─── Supplied material
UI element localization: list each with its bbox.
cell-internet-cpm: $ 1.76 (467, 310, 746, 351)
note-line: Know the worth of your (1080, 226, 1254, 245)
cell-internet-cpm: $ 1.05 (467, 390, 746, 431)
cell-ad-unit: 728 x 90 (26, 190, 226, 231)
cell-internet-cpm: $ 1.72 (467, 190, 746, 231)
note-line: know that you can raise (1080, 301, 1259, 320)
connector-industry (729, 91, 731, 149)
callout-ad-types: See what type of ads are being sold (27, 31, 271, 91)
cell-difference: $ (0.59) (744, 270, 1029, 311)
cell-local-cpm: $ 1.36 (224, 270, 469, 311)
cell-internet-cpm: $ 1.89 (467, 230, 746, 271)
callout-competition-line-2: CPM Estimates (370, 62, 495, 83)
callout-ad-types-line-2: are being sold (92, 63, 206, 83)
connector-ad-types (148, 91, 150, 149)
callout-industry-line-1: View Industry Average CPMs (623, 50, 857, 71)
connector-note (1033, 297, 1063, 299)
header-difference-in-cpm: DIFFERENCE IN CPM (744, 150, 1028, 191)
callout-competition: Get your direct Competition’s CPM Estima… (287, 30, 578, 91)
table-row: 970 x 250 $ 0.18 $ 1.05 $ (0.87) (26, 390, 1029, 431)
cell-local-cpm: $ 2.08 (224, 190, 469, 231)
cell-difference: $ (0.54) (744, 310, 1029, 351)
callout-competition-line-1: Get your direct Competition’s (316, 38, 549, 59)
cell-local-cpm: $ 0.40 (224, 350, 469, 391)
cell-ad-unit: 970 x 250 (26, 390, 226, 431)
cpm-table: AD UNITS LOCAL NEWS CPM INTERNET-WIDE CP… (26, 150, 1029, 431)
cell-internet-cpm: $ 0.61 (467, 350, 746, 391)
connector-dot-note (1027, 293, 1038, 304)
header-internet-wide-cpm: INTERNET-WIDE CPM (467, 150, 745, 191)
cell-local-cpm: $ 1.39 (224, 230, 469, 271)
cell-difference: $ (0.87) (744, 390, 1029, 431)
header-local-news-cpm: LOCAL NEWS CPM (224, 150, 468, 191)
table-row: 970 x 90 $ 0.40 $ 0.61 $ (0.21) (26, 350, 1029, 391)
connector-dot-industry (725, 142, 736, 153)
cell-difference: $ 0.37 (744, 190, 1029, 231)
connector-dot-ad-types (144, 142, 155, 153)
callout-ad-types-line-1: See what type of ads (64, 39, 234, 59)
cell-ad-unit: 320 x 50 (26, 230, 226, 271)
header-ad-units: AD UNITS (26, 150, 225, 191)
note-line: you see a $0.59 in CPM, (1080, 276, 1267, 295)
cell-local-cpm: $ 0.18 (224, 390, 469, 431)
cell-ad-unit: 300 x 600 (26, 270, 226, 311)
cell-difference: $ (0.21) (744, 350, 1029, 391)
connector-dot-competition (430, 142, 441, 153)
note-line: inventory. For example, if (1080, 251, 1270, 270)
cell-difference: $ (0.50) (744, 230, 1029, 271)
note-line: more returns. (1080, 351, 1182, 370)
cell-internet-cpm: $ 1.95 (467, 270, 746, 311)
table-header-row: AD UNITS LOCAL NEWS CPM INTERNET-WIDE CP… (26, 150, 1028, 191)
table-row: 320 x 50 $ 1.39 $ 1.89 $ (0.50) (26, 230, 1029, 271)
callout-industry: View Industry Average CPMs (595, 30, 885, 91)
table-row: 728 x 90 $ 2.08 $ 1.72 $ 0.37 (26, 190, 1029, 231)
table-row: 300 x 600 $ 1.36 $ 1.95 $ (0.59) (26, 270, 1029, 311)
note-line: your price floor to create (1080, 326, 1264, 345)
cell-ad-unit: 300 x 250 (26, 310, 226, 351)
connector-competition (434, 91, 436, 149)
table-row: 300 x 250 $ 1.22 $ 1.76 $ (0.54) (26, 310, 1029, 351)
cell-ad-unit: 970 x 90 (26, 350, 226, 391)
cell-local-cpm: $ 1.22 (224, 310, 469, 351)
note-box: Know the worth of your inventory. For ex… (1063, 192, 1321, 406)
──────
## What is expected
Rename "note-line" to "note-text" in everything from the start of the listing down to the line containing "callout-competition: Get your". Write those lines out again with nothing else changed.

## Solution
UI element localization: list each with its bbox.
cell-internet-cpm: $ 1.76 (467, 310, 746, 351)
note-text: Know the worth of your (1080, 226, 1254, 245)
cell-internet-cpm: $ 1.05 (467, 390, 746, 431)
cell-ad-unit: 728 x 90 (26, 190, 226, 231)
cell-internet-cpm: $ 1.72 (467, 190, 746, 231)
note-text: know that you can raise (1080, 301, 1259, 320)
connector-industry (729, 91, 731, 149)
callout-ad-types: See what type of ads are being sold (27, 31, 271, 91)
cell-difference: $ (0.59) (744, 270, 1029, 311)
cell-local-cpm: $ 1.36 (224, 270, 469, 311)
cell-internet-cpm: $ 1.89 (467, 230, 746, 271)
callout-competition-line-2: CPM Estimates (370, 62, 495, 83)
callout-ad-types-line-2: are being sold (92, 63, 206, 83)
connector-ad-types (148, 91, 150, 149)
callout-industry-line-1: View Industry Average CPMs (623, 50, 857, 71)
connector-note (1033, 297, 1063, 299)
header-difference-in-cpm: DIFFERENCE IN CPM (744, 150, 1028, 191)
callout-competition: Get your direct Competition’s CPM Estima… (287, 30, 578, 91)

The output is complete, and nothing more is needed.